(Data records)
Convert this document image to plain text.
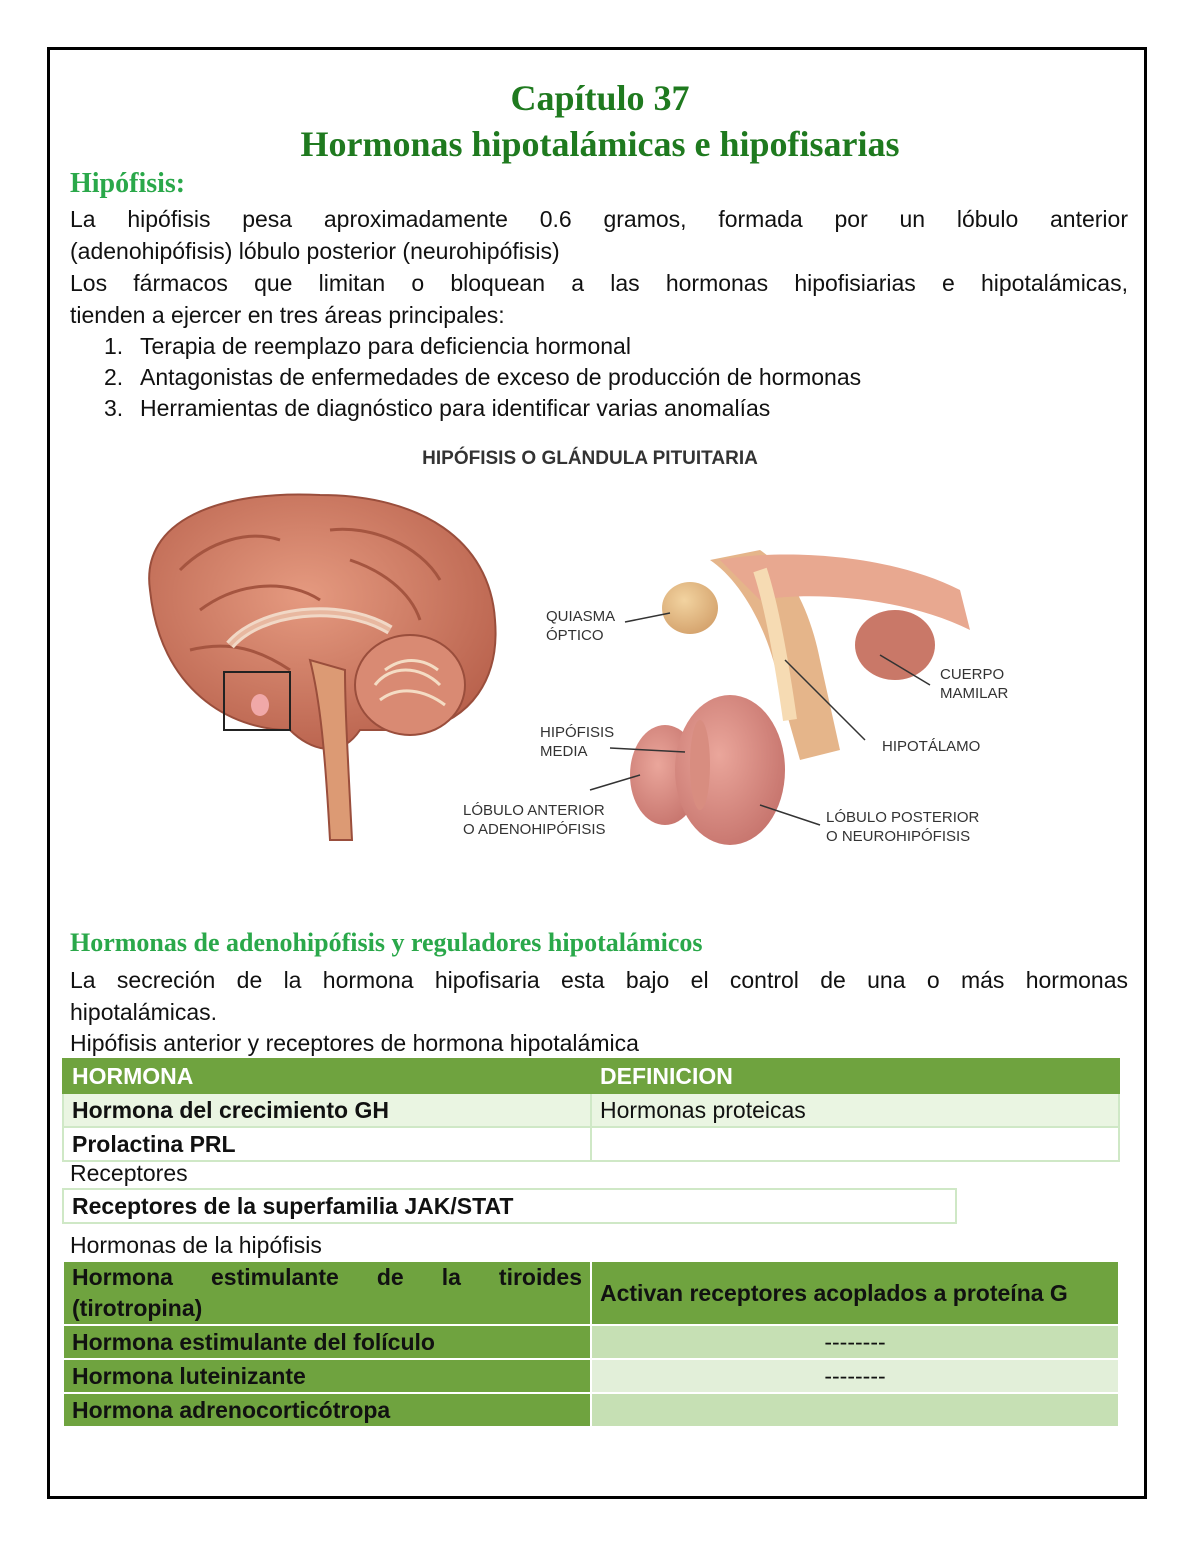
Capítulo 37
Hormonas hipotalámicas e hipofisarias
Hipófisis:
La hipófisis pesa aproximadamente 0.6 gramos, formada por un lóbulo anterior
(adenohipófisis) lóbulo posterior (neurohipófisis)
Los fármacos que limitan o bloquean a las hormonas hipofisiarias e hipotalámicas,
tienden a ejercer en tres áreas principales:
1. Terapia de reemplazo para deficiencia hormonal
2. Antagonistas de enfermedades de exceso de producción de hormonas
3. Herramientas de diagnóstico para identificar varias anomalías
HIPÓFISIS O GLÁNDULA PITUITARIA
QUIASMA
ÓPTICO
CUERPO
MAMILAR
HIPÓFISIS
MEDIA	HIPOTÁLAMO
LÓBULO ANTERIOR
O ADENOHIPÓFISIS
LÓBULO POSTERIOR
O NEUROHIPÓFISIS
Hormonas de adenohipófisis y reguladores hipotalámicos
La secreción de la hormona hipofisaria esta bajo el control de una o más hormonas
hipotalámicas.
Hipófisis anterior y receptores de hormona hipotalámica
HORMONA	DEFINICION
Hormona del crecimiento GH	Hormonas proteicas
Prolactina PRL	
Receptores
Receptores de la superfamilia JAK/STAT
Hormonas de la hipófisis
Hormona estimulante de la tiroides (tirotropina)	Activan receptores acoplados a proteína G
Hormona estimulante del folículo	--------
Hormona luteinizante	--------
Hormona adrenocorticótropa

The exercise - Scan the listing above for the word "para" and copy every line that holds it.

Final answer -
1. Terapia de reemplazo para deficiencia hormonal
3. Herramientas de diagnóstico para identificar varias anomalías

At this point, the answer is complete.